◆ What you need to do ◆
Below are records to be output exactly, every one of them.

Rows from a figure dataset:
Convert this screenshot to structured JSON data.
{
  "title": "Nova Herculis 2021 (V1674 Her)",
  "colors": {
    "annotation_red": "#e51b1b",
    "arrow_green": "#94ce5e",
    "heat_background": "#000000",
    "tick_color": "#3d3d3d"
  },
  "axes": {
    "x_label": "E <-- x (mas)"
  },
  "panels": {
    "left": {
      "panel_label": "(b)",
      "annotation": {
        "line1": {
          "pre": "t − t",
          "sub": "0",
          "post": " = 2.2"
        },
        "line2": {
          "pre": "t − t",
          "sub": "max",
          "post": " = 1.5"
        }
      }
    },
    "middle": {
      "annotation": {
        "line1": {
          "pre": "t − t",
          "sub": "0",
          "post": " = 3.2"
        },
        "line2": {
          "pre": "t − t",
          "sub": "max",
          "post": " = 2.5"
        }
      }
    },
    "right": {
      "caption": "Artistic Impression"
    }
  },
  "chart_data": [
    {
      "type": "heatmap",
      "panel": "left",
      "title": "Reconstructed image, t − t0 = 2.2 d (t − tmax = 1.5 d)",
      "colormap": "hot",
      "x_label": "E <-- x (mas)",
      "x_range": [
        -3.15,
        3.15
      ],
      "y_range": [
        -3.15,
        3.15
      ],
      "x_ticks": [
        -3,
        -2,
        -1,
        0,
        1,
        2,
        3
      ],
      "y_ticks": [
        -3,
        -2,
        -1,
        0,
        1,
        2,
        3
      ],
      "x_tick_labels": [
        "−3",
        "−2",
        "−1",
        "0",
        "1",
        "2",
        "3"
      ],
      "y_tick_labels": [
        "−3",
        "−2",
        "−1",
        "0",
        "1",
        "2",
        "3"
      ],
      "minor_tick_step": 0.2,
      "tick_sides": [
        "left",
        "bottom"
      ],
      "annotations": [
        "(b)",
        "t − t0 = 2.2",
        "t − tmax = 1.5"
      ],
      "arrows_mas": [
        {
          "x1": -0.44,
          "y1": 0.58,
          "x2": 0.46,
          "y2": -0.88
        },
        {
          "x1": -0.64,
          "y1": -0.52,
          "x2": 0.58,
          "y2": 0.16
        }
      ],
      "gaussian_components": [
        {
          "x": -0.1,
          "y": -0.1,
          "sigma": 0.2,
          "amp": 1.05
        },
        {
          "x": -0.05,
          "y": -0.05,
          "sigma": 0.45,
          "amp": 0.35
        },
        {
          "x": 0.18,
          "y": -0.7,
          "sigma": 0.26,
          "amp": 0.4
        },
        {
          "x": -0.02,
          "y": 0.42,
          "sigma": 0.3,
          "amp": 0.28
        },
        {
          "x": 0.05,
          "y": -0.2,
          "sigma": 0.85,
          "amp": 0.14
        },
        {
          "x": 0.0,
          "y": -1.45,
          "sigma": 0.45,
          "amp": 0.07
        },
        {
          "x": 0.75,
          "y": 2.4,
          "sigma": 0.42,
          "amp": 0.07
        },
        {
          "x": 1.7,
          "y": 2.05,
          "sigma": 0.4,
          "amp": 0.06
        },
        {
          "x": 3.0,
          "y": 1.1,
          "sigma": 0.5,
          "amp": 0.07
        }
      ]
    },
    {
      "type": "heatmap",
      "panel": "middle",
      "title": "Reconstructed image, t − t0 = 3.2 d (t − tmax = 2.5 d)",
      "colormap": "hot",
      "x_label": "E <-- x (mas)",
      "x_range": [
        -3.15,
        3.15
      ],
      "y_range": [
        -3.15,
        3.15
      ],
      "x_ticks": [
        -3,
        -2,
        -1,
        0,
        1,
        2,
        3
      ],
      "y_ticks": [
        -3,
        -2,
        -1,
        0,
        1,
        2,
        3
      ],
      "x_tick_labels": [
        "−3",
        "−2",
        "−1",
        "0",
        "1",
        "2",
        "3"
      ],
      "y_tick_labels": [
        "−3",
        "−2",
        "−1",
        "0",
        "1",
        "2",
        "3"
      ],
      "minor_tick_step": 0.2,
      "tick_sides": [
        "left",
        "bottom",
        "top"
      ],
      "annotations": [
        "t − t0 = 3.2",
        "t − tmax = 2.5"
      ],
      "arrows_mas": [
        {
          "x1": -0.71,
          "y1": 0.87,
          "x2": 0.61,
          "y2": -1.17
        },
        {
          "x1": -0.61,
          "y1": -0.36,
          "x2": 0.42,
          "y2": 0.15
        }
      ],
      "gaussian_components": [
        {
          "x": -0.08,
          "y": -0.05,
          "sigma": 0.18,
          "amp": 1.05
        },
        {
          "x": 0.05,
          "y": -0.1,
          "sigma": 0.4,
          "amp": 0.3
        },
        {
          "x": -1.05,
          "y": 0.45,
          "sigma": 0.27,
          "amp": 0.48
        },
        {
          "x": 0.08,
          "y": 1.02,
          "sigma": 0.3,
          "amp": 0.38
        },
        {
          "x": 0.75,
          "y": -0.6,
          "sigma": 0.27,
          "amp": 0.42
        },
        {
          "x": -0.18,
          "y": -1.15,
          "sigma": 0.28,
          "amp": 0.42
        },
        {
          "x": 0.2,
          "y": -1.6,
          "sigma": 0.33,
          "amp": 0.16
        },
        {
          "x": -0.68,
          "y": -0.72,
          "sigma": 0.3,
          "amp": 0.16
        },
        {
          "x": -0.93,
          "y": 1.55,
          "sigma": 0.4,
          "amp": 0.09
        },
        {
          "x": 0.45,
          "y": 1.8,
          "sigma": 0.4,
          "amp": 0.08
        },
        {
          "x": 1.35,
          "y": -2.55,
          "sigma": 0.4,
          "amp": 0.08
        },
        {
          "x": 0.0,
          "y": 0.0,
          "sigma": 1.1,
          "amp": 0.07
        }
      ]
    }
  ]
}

◆ Output for this task ◆
Convert this screenshot to structured JSON data.
{
  "title": "Nova Herculis 2021 (V1674 Her)",
  "colors": {
    "annotation_red": "#e51b1b",
    "arrow_green": "#94ce5e",
    "heat_background": "#000000",
    "tick_color": "#3d3d3d"
  },
  "axes": {
    "x_label": "E <-- x (mas)"
  },
  "panels": {
    "left": {
      "panel_label": "(b)",
      "annotation": {
        "line1": {
          "pre": "t − t",
          "sub": "0",
          "post": " = 2.2"
        },
        "line2": {
          "pre": "t − t",
          "sub": "max",
          "post": " = 1.5"
        }
      }
    },
    "middle": {
      "annotation": {
        "line1": {
          "pre": "t − t",
          "sub": "0",
          "post": " = 3.2"
        },
        "line2": {
          "pre": "t − t",
          "sub": "max",
          "post": " = 2.5"
        }
      }
    },
    "right": {
      "caption": "Artistic Impression"
    }
  },
  "chart_data": [
    {
      "type": "heatmap",
      "panel": "left",
      "title": "Reconstructed image, t − t0 = 2.2 d (t − tmax = 1.5 d)",
      "colormap": "hot",
      "x_label": "E <-- x (mas)",
      "x_range": [
        -3.15,
        3.15
      ],
      "y_range": [
        -3.15,
        3.15
      ],
      "x_ticks": [
        -3,
        -2,
        -1,
        0,
        1,
        2,
        3
      ],
      "y_ticks": [
        -3,
        -2,
        -1,
        0,
        1,
        2,
        3
      ],
      "x_tick_labels": [
        "−3",
        "−2",
        "−1",
        "0",
        "1",
        "2",
        "3"
      ],
      "y_tick_labels": [
        "−3",
        "−2",
        "−1",
        "0",
        "1",
        "2",
        "3"
      ],
      "minor_tick_step": 0.2,
      "tick_sides": [
        "left",
        "bottom"
      ],
      "annotations": [
        "(b)",
        "t − t0 = 2.2",
        "t − tmax = 1.5"
      ],
      "arrows_mas": [
        {
          "x1": -0.44,
          "y1": 0.58,
          "x2": 0.46,
          "y2": -0.88
        },
        {
          "x1": -0.64,
          "y1": -0.52,
          "x2": 0.58,
          "y2": 0.16
        }
      ],
      "gaussian_components": [
        {
          "x": -0.1,
          "y": -0.1,
          "sigma": 0.2,
          "amp": 1.05
        },
        {
          "x": -0.05,
          "y": -0.05,
          "sigma": 0.45,
          "amp": 0.35
        },
        {
          "x": 0.18,
          "y": -0.7,
          "sigma": 0.26,
          "amp": 0.4
        },
        {
          "x": -0.02,
          "y": 0.42,
          "sigma": 0.3,
          "amp": 0.28
        },
        {
          "x": 0.05,
          "y": -0.2,
          "sigma": 0.85,
          "amp": 0.14
        },
        {
          "x": 0.0,
          "y": -1.45,
          "sigma": 0.45,
          "amp": 0.07
        },
        {
          "x": 0.75,
          "y": 2.4,
          "sigma": 0.42,
          "amp": 0.07
        },
        {
          "x": 1.7,
          "y": 2.05,
          "sigma": 0.4,
          "amp": 0.06
        },
        {
          "x": 3.0,
          "y": 1.1,
          "sigma": 0.5,
          "amp": 0.07
        }
      ]
    },
    {
      "type": "heatmap",
      "panel": "middle",
      "title": "Reconstructed image, t − t0 = 3.2 d (t − tmax = 2.5 d)",
      "colormap": "hot",
      "x_label": "E <-- x (mas)",
      "x_range": [
        -3.15,
        3.15
      ],
      "y_range": [
        -3.15,
        3.15
      ],
      "x_ticks": [
        -3,
        -2,
        -1,
        0,
        1,
        2,
        3
      ],
      "y_ticks": [
        -3,
        -2,
        -1,
        0,
        1,
        2,
        3
      ],
      "x_tick_labels": [
        "−3",
        "−2",
        "−1",
        "0",
        "1",
        "2",
        "3"
      ],
      "y_tick_labels": [
        "−3",
        "−2",
        "−1",
        "0",
        "1",
        "2",
        "3"
      ],
      "minor_tick_step": 0.2,
      "tick_sides": [
        "left",
        "bottom",
        "top"
      ],
      "annotations": [
        "t − t0 = 3.2",
        "t − tmax = 2.5"
      ],
      "arrows_mas": [
        {
          "x1": -0.71,
          "y1": 0.87,
          "x2": 0.61,
          "y2": -1.17
        },
        {
          "x1": -0.61,
          "y1": -0.36,
          "x2": 0.42,
          "y2": 0.15
        }
      ],
      "gaussian_components": [
        {
          "x": -0.08,
          "y": -0.05,
          "sigma": 0.18,
          "amp": 1.05
        },
        {
          "x": 0.05,
          "y": -0.1,
          "sigma": 0.4,
          "amp": 0.3
        },
        {
          "x": -1.05,
          "y": 0.45,
          "sigma": 0.27,
          "amp": 0.48
        },
        {
          "x": 0.08,
          "y": 1.02,
          "sigma": 0.3,
          "amp": 0.38
        },
        {
          "x": 0.75,
          "y": -0.6,
          "sigma": 0.27,
          "amp": 0.42
        },
        {
          "x": -0.18,
          "y": -1.15,
          "sigma": 0.28,
          "amp": 0.42
        },
        {
          "x": 0.2,
          "y": -1.6,
          "sigma": 0.33,
          "amp": 0.16
        },
        {
          "x": -0.68,
          "y": -0.72,
          "sigma": 0.3,
          "amp": 0.16
        },
        {
          "x": -0.93,
          "y": 1.55,
          "sigma": 0.4,
          "amp": 0.09
        },
        {
          "x": 0.45,
          "y": 1.8,
          "sigma": 0.4,
          "amp": 0.08
        },
        {
          "x": 1.35,
          "y": -2.55,
          "sigma": 0.4,
          "amp": 0.08
        },
        {
          "x": 0.0,
          "y": 0.0,
          "sigma": 1.1,
          "amp": 0.07
        }
      ]
    }
  ]
}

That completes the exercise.